- _What this task involves_
Identify the lines that contain the word "outflows", then copy them.

════

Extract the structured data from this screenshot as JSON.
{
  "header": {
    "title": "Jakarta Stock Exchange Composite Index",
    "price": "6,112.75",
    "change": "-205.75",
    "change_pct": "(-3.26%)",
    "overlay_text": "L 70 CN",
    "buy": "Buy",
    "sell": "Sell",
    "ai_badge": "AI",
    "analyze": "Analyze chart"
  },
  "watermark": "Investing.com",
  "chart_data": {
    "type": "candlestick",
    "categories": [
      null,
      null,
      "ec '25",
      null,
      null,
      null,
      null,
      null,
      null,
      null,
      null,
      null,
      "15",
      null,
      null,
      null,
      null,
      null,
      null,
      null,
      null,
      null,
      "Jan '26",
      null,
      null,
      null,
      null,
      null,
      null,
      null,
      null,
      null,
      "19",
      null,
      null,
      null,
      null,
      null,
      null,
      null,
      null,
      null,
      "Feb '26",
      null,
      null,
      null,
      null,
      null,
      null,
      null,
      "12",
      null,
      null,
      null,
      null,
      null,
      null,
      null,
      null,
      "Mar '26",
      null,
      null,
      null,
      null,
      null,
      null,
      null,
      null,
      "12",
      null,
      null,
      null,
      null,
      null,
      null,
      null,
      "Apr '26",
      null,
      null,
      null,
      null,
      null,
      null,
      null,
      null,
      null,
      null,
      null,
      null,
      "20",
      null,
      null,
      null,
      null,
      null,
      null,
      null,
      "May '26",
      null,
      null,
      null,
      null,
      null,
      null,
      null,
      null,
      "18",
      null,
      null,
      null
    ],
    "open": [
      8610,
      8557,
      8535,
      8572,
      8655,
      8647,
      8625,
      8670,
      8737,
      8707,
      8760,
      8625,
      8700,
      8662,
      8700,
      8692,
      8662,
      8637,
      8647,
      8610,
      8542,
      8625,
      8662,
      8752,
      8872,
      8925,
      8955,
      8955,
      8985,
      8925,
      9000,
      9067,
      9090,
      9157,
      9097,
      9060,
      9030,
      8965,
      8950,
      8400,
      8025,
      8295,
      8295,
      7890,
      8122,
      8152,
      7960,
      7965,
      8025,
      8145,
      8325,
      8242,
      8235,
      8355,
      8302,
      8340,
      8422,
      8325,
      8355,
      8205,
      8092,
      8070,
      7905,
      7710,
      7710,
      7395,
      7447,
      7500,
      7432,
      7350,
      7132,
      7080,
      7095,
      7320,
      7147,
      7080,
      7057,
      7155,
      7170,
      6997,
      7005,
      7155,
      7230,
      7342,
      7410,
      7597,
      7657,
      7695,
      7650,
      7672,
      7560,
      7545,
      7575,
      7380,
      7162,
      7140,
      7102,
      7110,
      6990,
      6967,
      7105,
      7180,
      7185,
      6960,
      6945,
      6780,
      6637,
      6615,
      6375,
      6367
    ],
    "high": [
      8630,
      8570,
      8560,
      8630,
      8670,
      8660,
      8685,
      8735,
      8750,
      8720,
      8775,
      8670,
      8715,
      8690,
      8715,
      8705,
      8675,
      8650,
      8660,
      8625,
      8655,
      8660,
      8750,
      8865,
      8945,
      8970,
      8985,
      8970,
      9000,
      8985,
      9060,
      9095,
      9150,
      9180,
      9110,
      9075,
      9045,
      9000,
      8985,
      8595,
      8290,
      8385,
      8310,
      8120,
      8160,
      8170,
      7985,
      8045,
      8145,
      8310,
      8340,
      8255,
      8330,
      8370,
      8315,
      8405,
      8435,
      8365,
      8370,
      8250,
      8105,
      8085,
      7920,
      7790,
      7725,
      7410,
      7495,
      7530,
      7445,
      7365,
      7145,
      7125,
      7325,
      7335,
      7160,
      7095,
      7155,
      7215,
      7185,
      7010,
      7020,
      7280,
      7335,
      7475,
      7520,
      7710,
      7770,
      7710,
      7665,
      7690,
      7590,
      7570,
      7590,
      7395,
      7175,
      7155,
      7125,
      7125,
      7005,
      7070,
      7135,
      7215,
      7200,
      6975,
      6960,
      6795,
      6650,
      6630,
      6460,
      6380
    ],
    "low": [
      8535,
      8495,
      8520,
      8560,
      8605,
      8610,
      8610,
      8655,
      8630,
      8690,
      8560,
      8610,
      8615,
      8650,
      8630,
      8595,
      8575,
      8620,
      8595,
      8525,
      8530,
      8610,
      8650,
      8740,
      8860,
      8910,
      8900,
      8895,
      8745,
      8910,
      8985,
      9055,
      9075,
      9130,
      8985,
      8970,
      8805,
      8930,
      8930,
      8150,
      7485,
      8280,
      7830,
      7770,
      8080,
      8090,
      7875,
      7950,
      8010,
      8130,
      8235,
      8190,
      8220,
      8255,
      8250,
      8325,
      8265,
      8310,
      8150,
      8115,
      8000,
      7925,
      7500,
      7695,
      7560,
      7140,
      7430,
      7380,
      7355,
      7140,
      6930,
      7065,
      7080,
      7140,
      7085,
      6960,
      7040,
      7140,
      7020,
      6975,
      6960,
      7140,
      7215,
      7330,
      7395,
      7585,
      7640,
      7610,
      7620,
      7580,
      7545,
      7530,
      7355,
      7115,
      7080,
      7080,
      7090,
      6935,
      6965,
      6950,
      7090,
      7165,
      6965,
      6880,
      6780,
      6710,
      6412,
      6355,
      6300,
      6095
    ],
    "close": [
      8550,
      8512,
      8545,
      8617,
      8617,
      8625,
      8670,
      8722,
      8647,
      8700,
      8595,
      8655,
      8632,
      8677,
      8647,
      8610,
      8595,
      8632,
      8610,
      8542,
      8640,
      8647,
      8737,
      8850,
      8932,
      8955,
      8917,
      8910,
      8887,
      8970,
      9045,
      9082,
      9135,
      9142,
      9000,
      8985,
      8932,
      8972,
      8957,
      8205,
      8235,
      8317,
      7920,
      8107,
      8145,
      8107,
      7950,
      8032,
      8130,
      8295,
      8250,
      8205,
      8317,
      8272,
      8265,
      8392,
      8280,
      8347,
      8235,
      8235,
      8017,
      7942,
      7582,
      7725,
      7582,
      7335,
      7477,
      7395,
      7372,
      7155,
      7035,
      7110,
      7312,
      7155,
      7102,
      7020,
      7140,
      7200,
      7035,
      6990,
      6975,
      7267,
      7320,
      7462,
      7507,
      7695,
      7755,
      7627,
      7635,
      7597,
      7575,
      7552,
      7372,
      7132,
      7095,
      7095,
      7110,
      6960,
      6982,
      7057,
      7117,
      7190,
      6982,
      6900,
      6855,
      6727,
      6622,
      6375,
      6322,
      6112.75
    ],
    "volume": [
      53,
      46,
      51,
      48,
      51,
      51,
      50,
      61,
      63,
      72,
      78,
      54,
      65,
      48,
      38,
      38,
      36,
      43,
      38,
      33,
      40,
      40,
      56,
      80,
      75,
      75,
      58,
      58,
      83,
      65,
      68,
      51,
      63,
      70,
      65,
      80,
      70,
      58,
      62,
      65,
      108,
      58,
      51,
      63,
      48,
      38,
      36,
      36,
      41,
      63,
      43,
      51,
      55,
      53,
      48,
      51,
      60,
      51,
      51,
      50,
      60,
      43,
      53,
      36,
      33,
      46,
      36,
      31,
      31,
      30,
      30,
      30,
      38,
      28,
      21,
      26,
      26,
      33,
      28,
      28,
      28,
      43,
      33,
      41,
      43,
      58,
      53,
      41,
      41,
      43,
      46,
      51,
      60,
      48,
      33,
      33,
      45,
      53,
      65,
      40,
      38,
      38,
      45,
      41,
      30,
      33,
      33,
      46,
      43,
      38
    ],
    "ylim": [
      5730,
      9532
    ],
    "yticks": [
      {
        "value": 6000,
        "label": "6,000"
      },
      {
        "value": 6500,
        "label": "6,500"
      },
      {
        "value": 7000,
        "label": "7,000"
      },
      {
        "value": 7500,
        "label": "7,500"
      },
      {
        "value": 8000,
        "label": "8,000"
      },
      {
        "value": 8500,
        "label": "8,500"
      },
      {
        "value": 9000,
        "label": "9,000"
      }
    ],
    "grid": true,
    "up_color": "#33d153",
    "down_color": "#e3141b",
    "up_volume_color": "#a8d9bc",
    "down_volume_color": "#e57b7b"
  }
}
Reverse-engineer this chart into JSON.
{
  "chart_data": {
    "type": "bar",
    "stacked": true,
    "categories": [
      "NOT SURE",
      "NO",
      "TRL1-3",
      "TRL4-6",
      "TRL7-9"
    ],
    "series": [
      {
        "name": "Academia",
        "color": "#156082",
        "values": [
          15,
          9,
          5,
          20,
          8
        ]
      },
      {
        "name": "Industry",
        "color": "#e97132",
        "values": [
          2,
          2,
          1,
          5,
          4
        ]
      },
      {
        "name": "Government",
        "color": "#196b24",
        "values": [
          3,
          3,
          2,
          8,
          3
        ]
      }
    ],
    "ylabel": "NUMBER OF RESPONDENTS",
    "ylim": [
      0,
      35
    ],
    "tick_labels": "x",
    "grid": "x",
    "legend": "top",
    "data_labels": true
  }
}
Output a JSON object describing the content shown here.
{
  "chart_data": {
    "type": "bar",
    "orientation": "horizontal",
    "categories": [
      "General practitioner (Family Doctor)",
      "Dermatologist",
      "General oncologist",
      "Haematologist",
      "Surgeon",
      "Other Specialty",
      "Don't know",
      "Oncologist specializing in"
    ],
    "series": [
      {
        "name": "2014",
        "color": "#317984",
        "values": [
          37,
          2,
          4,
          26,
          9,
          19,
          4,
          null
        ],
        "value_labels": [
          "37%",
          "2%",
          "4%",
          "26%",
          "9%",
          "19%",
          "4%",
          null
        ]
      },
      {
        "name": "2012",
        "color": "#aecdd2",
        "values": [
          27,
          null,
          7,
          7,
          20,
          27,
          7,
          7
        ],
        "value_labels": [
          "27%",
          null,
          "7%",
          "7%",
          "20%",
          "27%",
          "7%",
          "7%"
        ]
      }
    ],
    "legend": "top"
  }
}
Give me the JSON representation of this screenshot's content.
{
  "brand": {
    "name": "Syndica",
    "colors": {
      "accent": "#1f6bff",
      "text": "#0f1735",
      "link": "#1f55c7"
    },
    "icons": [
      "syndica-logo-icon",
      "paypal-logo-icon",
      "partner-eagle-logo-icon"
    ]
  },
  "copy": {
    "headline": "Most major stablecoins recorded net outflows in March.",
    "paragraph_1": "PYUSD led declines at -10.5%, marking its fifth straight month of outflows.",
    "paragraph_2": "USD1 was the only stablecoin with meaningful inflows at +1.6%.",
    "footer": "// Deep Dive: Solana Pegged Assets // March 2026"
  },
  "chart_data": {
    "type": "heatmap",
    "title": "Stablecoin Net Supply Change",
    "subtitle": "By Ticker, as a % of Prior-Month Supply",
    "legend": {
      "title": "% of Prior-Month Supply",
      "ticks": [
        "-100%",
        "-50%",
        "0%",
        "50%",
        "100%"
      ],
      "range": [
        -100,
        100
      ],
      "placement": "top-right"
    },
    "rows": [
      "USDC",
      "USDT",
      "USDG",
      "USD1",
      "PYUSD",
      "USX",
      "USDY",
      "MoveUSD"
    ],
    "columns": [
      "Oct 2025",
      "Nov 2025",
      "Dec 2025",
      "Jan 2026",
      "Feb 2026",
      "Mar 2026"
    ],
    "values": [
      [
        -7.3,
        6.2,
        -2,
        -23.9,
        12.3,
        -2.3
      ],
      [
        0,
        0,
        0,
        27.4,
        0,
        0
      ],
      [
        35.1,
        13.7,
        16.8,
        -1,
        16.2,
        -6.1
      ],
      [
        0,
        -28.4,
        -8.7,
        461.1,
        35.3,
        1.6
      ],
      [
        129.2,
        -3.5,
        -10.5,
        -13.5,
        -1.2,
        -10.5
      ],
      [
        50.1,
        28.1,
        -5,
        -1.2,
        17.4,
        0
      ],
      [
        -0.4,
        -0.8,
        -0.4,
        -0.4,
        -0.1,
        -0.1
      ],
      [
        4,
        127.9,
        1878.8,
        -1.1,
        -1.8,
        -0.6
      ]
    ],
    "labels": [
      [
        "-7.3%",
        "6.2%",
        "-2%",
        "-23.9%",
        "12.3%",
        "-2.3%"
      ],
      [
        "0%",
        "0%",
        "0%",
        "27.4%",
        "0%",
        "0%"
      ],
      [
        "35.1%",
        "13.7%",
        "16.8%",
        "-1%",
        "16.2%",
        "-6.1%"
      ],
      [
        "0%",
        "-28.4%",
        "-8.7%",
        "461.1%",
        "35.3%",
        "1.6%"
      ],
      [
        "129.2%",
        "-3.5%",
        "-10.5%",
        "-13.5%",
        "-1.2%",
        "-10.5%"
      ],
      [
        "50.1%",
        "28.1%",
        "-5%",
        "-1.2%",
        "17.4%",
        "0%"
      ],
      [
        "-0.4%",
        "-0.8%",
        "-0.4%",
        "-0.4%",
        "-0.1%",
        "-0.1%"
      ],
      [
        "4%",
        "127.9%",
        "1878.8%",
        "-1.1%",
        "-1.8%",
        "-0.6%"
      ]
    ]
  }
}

════

- _Written response_
    "headline": "Most major stablecoins recorded net outflows in March.",
    "paragraph_1": "PYUSD led declines at -10.5%, marking its fifth straight month of outflows.",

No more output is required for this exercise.